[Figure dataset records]
* * * * * * * * *

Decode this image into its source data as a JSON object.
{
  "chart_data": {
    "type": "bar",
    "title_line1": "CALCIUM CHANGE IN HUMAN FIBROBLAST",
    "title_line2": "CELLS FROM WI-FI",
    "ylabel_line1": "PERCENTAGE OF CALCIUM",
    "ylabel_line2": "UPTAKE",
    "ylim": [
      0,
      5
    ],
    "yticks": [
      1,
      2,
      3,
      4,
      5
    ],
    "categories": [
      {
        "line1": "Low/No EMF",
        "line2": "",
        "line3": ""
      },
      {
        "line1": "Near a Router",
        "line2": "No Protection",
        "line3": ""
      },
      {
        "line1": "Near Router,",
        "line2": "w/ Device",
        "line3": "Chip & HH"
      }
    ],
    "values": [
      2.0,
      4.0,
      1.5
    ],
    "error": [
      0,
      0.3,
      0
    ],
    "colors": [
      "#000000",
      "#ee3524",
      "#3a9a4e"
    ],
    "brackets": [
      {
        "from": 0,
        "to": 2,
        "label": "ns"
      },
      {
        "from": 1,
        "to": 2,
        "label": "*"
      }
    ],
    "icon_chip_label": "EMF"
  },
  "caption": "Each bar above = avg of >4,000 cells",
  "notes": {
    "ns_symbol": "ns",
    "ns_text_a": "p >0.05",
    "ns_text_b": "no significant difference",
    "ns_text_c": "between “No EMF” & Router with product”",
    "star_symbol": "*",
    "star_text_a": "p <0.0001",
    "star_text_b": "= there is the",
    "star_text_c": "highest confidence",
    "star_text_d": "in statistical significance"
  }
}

* * * * * * * * *

Using the data above, copy each line that contains "Near".

        "line1": "Near a Router",
        "line1": "Near Router,",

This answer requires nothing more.